### Stated problem
Work out the number of lines in the records that include the word "here"; reply with that number alone.

### Input for this task

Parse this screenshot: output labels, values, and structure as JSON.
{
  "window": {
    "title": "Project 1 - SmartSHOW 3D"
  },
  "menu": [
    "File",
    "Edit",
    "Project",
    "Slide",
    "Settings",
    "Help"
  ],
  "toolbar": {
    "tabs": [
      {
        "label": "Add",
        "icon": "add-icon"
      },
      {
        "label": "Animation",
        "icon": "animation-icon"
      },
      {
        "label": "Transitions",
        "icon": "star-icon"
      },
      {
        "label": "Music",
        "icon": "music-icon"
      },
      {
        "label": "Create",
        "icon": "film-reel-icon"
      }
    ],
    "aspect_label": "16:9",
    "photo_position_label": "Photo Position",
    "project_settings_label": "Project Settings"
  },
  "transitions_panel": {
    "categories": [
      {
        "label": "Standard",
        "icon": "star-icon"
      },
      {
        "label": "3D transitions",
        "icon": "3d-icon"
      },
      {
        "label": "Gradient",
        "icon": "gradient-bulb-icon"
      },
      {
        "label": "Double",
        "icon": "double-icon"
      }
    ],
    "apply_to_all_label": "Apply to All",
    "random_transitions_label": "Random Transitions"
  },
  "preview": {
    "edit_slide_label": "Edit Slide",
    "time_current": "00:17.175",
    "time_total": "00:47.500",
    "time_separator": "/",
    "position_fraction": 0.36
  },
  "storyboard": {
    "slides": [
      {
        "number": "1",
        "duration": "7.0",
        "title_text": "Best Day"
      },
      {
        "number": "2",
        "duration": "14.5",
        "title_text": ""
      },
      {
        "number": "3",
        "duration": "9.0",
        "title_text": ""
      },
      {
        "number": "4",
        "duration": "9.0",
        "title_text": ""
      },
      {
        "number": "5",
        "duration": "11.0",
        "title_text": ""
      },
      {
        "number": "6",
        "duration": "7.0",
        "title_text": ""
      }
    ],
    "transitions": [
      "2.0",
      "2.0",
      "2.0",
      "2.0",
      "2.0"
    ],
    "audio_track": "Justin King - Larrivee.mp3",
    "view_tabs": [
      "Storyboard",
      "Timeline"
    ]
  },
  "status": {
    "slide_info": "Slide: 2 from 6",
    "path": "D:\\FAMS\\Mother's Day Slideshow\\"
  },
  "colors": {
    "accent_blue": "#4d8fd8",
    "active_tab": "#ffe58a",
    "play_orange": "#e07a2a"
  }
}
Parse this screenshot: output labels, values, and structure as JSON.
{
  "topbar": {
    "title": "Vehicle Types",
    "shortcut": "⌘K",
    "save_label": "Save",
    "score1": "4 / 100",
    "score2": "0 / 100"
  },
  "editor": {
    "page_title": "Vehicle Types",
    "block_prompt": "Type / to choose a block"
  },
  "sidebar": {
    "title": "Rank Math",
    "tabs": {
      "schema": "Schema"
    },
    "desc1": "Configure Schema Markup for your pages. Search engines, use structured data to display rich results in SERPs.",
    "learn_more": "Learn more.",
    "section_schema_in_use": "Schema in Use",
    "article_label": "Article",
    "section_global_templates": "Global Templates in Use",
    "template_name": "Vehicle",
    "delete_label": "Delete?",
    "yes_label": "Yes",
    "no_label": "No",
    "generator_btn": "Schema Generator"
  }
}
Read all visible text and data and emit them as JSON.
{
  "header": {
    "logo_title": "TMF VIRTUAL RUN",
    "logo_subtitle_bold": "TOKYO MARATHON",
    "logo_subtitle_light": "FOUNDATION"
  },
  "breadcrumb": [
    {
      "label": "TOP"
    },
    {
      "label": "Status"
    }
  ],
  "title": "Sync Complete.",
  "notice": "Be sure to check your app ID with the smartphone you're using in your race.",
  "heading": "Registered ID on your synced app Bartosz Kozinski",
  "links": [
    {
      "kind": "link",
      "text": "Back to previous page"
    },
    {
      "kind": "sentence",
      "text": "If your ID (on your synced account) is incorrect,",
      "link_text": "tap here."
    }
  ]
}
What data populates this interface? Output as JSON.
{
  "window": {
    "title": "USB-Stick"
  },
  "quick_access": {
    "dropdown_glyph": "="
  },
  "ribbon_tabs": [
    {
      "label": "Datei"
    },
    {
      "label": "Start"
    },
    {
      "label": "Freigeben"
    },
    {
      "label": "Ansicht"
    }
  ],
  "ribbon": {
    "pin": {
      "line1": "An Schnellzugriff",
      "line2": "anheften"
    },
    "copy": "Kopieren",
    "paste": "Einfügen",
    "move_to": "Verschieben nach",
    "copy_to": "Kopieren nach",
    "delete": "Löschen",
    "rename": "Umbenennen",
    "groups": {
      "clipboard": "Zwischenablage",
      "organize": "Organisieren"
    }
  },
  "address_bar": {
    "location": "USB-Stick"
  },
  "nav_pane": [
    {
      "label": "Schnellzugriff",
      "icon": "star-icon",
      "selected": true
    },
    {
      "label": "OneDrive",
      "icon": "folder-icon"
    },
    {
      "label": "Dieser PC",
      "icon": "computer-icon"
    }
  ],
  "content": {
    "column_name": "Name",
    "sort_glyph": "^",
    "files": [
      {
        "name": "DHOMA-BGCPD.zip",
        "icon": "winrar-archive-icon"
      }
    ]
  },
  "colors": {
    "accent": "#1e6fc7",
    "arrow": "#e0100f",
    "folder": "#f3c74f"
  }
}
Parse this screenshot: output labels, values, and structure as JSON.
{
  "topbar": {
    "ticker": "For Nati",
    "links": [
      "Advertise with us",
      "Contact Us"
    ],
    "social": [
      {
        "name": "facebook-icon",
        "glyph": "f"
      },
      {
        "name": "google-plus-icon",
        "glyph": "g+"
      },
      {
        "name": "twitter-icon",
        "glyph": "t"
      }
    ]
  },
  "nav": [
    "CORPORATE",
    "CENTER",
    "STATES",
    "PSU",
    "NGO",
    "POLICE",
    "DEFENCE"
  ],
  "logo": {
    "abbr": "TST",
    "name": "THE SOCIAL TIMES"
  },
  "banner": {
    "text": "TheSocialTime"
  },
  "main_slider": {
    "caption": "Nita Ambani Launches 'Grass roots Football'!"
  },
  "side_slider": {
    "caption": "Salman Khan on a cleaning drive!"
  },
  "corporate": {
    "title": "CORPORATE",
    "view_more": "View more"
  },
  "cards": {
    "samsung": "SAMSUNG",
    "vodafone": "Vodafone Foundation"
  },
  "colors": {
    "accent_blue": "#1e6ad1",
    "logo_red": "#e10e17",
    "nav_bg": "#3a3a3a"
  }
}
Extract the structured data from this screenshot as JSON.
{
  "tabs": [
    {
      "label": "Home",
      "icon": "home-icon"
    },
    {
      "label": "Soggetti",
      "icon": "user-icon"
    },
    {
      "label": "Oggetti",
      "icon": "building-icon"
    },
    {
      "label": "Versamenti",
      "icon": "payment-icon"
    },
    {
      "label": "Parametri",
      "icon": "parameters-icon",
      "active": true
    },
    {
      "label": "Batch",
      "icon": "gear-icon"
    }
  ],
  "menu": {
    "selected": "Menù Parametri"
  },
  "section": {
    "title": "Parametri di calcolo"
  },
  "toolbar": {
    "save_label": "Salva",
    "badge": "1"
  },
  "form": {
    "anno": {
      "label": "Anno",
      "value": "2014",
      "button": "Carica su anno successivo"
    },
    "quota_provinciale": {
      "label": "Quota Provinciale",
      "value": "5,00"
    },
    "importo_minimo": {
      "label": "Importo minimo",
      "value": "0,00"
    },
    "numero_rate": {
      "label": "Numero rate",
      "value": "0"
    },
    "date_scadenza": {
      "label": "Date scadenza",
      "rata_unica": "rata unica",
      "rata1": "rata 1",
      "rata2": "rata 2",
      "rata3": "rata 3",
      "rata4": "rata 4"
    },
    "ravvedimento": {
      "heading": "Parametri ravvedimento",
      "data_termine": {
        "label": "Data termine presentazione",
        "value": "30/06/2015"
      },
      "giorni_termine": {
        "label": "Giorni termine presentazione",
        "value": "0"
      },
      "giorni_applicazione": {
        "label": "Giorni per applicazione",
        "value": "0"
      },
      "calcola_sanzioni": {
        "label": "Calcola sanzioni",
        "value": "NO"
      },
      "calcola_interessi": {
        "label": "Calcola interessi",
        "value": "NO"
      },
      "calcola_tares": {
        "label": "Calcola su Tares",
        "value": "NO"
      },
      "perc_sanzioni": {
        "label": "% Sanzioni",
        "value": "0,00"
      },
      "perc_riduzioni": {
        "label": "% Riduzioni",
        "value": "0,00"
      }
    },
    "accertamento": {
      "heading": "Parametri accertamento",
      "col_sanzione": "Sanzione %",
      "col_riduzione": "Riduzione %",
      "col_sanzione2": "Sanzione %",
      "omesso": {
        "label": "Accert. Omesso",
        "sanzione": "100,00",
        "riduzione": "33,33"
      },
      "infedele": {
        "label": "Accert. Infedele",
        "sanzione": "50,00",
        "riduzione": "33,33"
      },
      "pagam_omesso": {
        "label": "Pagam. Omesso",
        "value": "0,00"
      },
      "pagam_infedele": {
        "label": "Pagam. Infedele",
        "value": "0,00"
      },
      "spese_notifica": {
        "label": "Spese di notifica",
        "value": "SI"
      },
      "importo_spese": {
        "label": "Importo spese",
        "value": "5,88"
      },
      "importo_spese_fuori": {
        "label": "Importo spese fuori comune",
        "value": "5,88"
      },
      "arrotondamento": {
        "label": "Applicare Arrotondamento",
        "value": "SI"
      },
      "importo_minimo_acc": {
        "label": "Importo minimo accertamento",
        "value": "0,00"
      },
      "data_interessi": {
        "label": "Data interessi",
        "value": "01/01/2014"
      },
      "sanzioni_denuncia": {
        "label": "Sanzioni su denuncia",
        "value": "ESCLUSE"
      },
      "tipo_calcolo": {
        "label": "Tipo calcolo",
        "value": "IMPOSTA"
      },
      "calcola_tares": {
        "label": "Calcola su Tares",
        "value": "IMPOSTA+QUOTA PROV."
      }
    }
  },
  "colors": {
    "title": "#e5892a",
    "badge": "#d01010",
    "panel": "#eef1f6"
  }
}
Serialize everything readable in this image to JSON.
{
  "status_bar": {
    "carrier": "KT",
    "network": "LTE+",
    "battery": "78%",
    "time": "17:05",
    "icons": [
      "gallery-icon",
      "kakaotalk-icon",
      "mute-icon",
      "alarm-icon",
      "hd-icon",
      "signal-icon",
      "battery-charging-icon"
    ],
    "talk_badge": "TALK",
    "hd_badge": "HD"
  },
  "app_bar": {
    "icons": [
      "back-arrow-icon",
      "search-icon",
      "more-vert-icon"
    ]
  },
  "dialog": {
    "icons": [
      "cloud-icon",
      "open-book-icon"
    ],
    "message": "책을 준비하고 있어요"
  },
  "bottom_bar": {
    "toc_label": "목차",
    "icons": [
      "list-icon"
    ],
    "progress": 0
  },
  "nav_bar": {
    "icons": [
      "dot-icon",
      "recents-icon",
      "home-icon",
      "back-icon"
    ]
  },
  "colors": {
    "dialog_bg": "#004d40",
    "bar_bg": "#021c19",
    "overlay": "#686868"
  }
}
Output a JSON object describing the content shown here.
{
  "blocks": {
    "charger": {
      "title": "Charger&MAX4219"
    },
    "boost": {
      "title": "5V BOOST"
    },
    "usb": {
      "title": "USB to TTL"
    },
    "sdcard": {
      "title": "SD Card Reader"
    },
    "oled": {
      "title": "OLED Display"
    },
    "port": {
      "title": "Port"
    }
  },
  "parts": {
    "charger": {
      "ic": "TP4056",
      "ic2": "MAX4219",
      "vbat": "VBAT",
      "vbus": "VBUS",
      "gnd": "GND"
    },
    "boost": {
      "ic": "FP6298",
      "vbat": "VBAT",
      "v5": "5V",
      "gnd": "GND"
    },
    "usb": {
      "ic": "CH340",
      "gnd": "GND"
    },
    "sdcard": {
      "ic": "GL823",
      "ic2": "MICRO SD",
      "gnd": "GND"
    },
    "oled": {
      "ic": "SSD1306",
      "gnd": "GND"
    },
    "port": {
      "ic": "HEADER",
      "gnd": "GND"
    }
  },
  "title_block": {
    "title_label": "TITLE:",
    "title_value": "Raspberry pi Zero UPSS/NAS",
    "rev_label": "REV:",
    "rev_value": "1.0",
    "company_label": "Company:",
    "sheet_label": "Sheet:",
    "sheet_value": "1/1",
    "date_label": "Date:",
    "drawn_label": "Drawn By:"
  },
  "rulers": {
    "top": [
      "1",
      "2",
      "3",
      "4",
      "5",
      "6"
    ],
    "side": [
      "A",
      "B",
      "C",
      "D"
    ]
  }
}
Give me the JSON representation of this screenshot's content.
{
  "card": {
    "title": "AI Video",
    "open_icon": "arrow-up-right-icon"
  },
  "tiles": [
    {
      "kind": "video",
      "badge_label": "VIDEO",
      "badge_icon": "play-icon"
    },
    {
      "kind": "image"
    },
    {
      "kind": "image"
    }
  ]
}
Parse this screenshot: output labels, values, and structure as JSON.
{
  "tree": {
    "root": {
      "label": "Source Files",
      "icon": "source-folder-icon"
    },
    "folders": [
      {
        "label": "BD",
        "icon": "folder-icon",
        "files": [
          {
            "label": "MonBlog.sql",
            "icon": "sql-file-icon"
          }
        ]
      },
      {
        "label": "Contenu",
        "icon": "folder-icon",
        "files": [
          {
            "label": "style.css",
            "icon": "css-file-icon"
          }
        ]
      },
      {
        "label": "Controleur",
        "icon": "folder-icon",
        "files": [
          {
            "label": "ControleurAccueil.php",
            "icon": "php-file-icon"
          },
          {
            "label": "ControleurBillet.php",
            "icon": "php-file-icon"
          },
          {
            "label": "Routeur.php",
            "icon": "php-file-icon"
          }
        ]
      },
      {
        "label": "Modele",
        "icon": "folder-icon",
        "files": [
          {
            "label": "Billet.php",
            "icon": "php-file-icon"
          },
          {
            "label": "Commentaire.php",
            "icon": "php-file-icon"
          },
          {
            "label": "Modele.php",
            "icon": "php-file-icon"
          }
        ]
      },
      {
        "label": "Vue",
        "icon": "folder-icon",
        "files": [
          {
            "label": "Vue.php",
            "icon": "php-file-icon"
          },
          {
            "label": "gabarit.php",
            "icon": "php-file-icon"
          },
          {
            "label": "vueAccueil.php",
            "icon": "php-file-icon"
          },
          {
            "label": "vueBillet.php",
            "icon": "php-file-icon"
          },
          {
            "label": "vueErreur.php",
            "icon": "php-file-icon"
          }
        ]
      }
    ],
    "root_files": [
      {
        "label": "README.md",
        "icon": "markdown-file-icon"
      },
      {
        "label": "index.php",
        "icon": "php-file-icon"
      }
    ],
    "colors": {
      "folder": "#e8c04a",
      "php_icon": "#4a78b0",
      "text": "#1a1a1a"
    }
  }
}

### Task result
2